[Data excerpts]
* * * *

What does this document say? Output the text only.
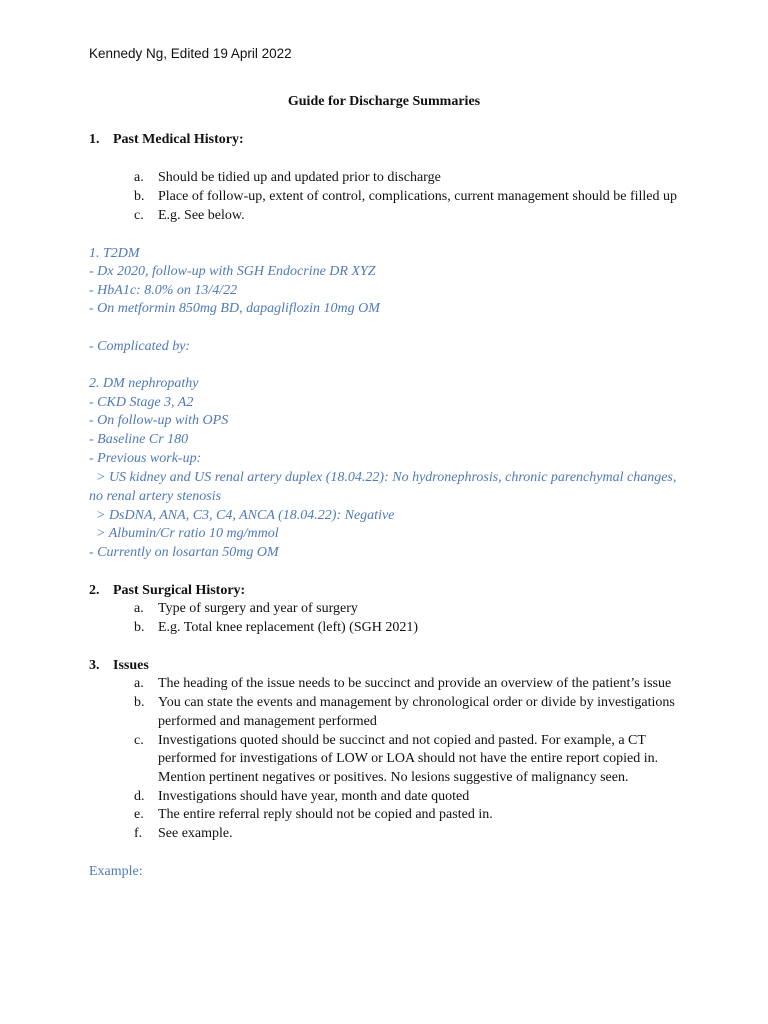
Kennedy Ng, Edited 19 April 2022
Guide for Discharge Summaries
1. Past Medical History:
a. Should be tidied up and updated prior to discharge
b. Place of follow-up, extent of control, complications, current management should be filled up
c. E.g. See below.
1. T2DM
- Dx 2020, follow-up with SGH Endocrine DR XYZ
- HbA1c: 8.0% on 13/4/22
- On metformin 850mg BD, dapagliflozin 10mg OM
- Complicated by:
2. DM nephropathy
- CKD Stage 3, A2
- On follow-up with OPS
- Baseline Cr 180
- Previous work-up:
> US kidney and US renal artery duplex (18.04.22): No hydronephrosis, chronic parenchymal changes,
no renal artery stenosis
> DsDNA, ANA, C3, C4, ANCA (18.04.22): Negative
> Albumin/Cr ratio 10 mg/mmol
- Currently on losartan 50mg OM
2. Past Surgical History:
a. Type of surgery and year of surgery
b. E.g. Total knee replacement (left) (SGH 2021)
3. Issues
a. The heading of the issue needs to be succinct and provide an overview of the patient’s issue
b. You can state the events and management by chronological order or divide by investigations
performed and management performed
c. Investigations quoted should be succinct and not copied and pasted. For example, a CT
performed for investigations of LOW or LOA should not have the entire report copied in.
Mention pertinent negatives or positives. No lesions suggestive of malignancy seen.
d. Investigations should have year, month and date quoted
e. The entire referral reply should not be copied and pasted in.
f. See example.
Example:
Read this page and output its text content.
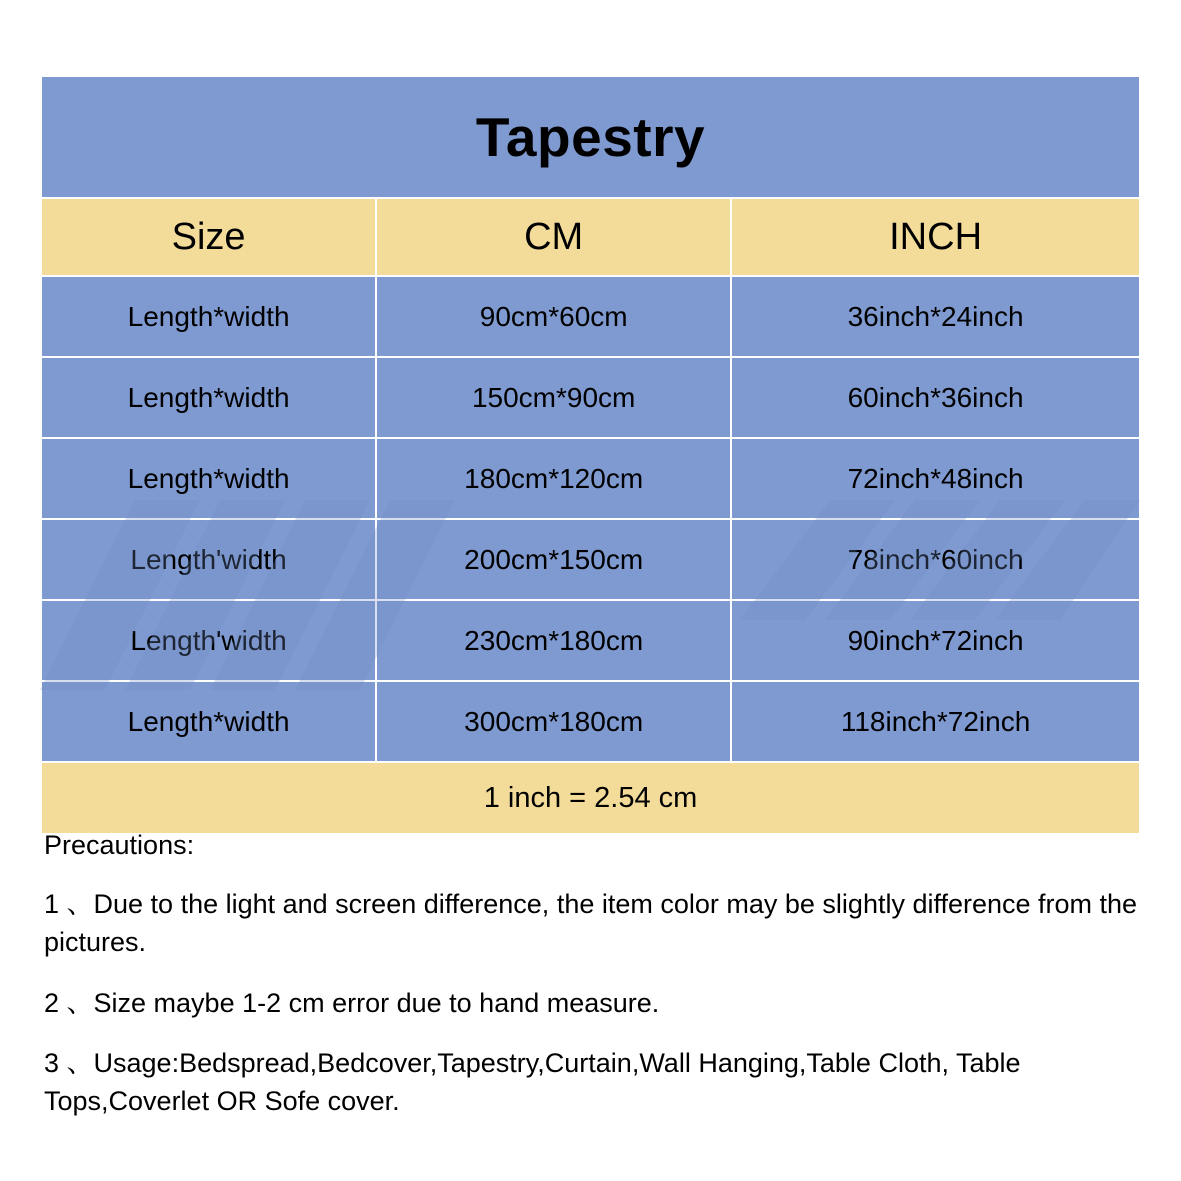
Tapestry		
Size	CM	INCH
Length*width	90cm*60cm	36inch*24inch
Length*width	150cm*90cm	60inch*36inch
Length*width	180cm*120cm	72inch*48inch
Length'width	200cm*150cm	78inch*60inch
Length'width	230cm*180cm	90inch*72inch
Length*width	300cm*180cm	118inch*72inch
1 inch = 2.54 cm		
Precautions:

1 、Due to the light and screen difference, the item color may be slightly difference from the pictures.

2 、Size maybe 1-2 cm error due to hand measure.

3 、Usage:Bedspread,Bedcover,Tapestry,Curtain,Wall Hanging,Table Cloth, Table Tops,Coverlet OR Sofe cover.
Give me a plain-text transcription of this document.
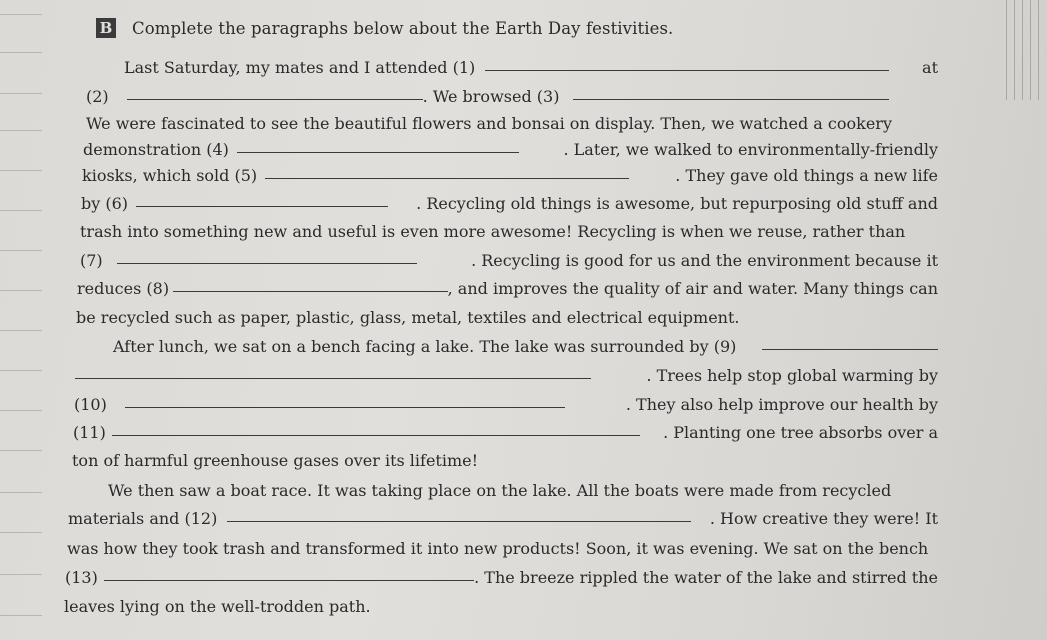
B Complete the paragraphs below about the Earth Day festivities.
Last Saturday, my mates and I attended (1)	at
(2)	. We browsed (3)
We were fascinated to see the beautiful flowers and bonsai on display. Then, we watched a cookery
demonstration (4)	. Later, we walked to environmentally-friendly
kiosks, which sold (5)	. They gave old things a new life
by (6)	. Recycling old things is awesome, but repurposing old stuff and
trash into something new and useful is even more awesome! Recycling is when we reuse, rather than
(7)	. Recycling is good for us and the environment because it
reduces (8)	, and improves the quality of air and water. Many things can
be recycled such as paper, plastic, glass, metal, textiles and electrical equipment.
After lunch, we sat on a bench facing a lake. The lake was surrounded by (9)
. Trees help stop global warming by
(10)	. They also help improve our health by
(11)	. Planting one tree absorbs over a
ton of harmful greenhouse gases over its lifetime!
We then saw a boat race. It was taking place on the lake. All the boats were made from recycled
materials and (12)	. How creative they were! It
was how they took trash and transformed it into new products! Soon, it was evening. We sat on the bench
(13)	. The breeze rippled the water of the lake and stirred the
leaves lying on the well-trodden path.
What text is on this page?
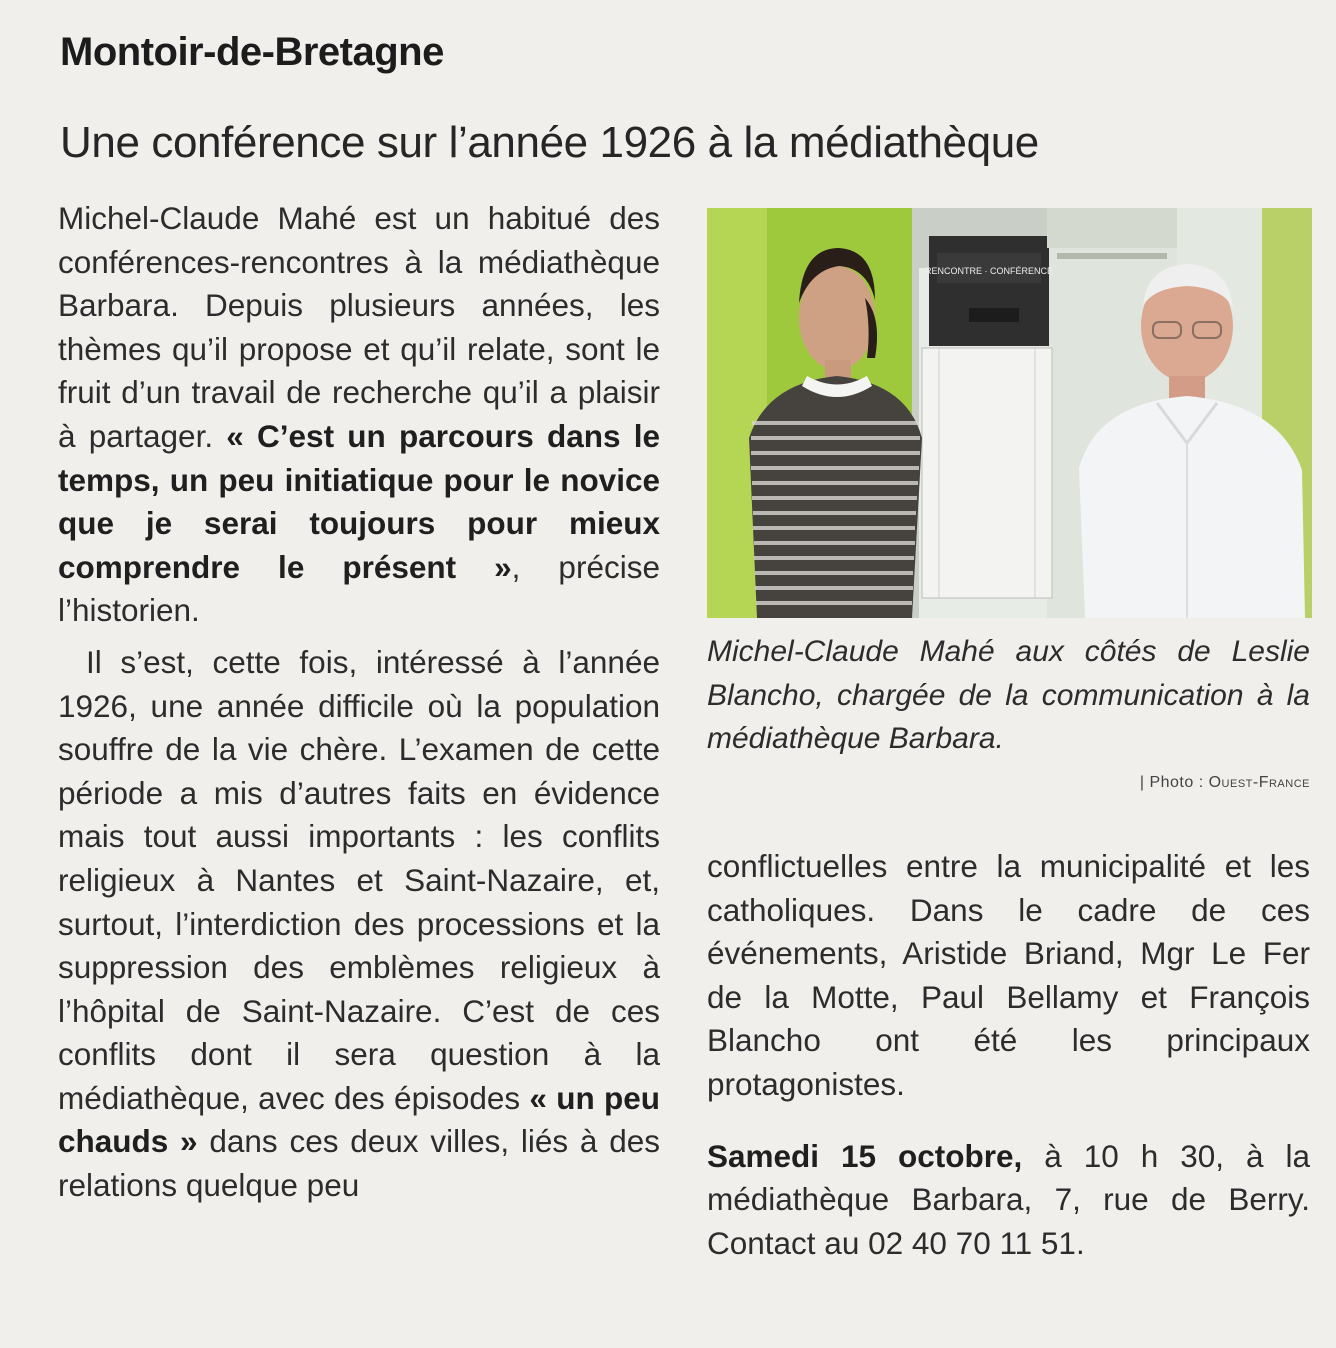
Montoir-de-Bretagne
Une conférence sur l’année 1926 à la médiathèque

Michel-Claude Mahé est un habitué des conférences-rencontres à la médiathèque Barbara. Depuis plusieurs années, les thèmes qu’il propose et qu’il relate, sont le fruit d’un travail de recherche qu’il a plaisir à partager. « C’est un parcours dans le temps, un peu initiatique pour le novice que je serai toujours pour mieux comprendre le présent », précise l’historien.

Il s’est, cette fois, intéressé à l’année 1926, une année difficile où la population souffre de la vie chère. L’examen de cette période a mis d’autres faits en évidence mais tout aussi importants : les conflits religieux à Nantes et Saint-Nazaire, et, surtout, l’interdiction des processions et la suppression des emblèmes religieux à l’hôpital de Saint-Nazaire. C’est de ces conflits dont il sera question à la médiathèque, avec des épisodes « un peu chauds » dans ces deux villes, liés à des relations quelque peu

RENCONTRE · CONFÉRENCE

Michel-Claude Mahé aux côtés de Leslie Blancho, chargée de la communication à la médiathèque Barbara.

| Photo : Ouest-France

conflictuelles entre la municipalité et les catholiques. Dans le cadre de ces événements, Aristide Briand, Mgr Le Fer de la Motte, Paul Bellamy et François Blancho ont été les principaux protagonistes.

Samedi 15 octobre, à 10 h 30, à la médiathèque Barbara, 7, rue de Berry. Contact au 02 40 70 11 51.
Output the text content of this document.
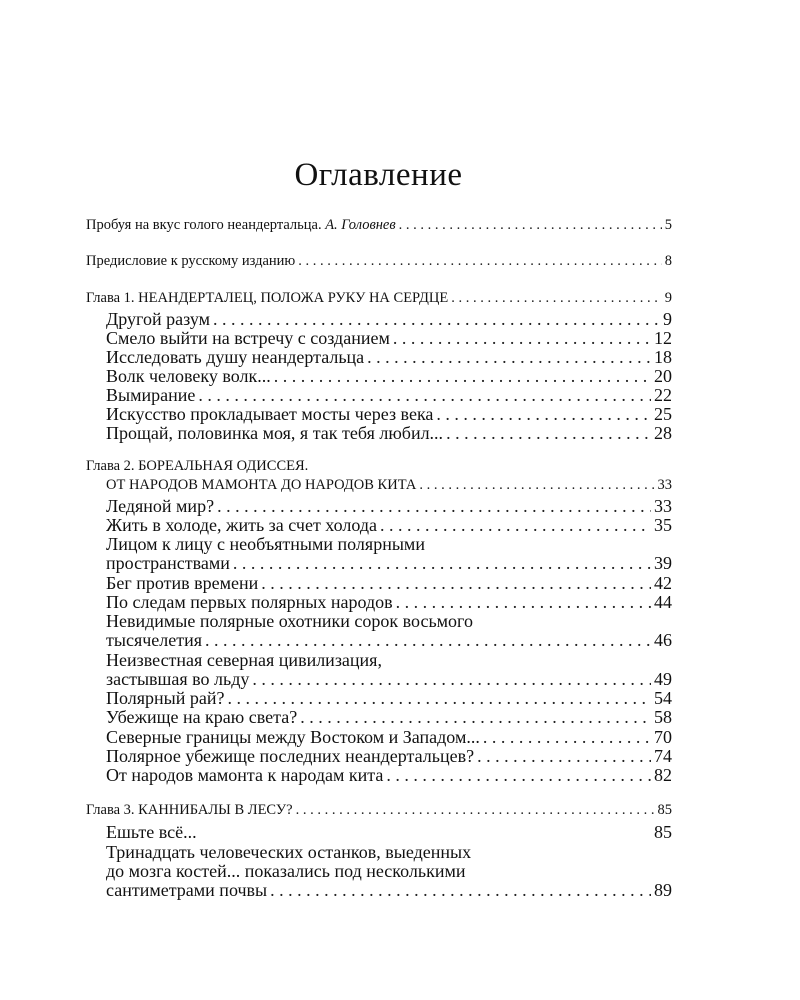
Оглавление
Пробуя на вкус голого неандертальца. А. Головнев . . .	5
Предисловие к русскому изданию . . .	8
Глава 1. НЕАНДЕРТАЛЕЦ, ПОЛОЖА РУКУ НА СЕРДЦЕ . . .	9
Другой разум . . .	9
Смело выйти на встречу с созданием . . .	12
Исследовать душу неандертальца . . .	18
Волк человеку волк... . . .	20
Вымирание . . .	22
Искусство прокладывает мосты через века . . .	25
Прощай, половинка моя, я так тебя любил... . . .	28
Глава 2. БОРЕАЛЬНАЯ ОДИССЕЯ.
ОТ НАРОДОВ МАМОНТА ДО НАРОДОВ КИТА . . .	33
Ледяной мир? . . .	33
Жить в холоде, жить за счет холода . . .	35
Лицом к лицу с необъятными полярными
пространствами . . .	39
Бег против времени . . .	42
По следам первых полярных народов . . .	44
Невидимые полярные охотники сорок восьмого
тысячелетия . . .	46
Неизвестная северная цивилизация,
застывшая во льду . . .	49
Полярный рай? . . .	54
Убежище на краю света? . . .	58
Северные границы между Востоком и Западом... . . .	70
Полярное убежище последних неандертальцев? . . .	74
От народов мамонта к народам кита . . .	82
Глава 3. КАННИБАЛЫ В ЛЕСУ? . . .	85
Ешьте всё...	85
Тринадцать человеческих останков, выеденных
до мозга костей... показались под несколькими
сантиметрами почвы . . .	89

* * * *

_Exercise instructions:_ Answer only with how many lines in the records include "things".

_Solution for this problem:_ 3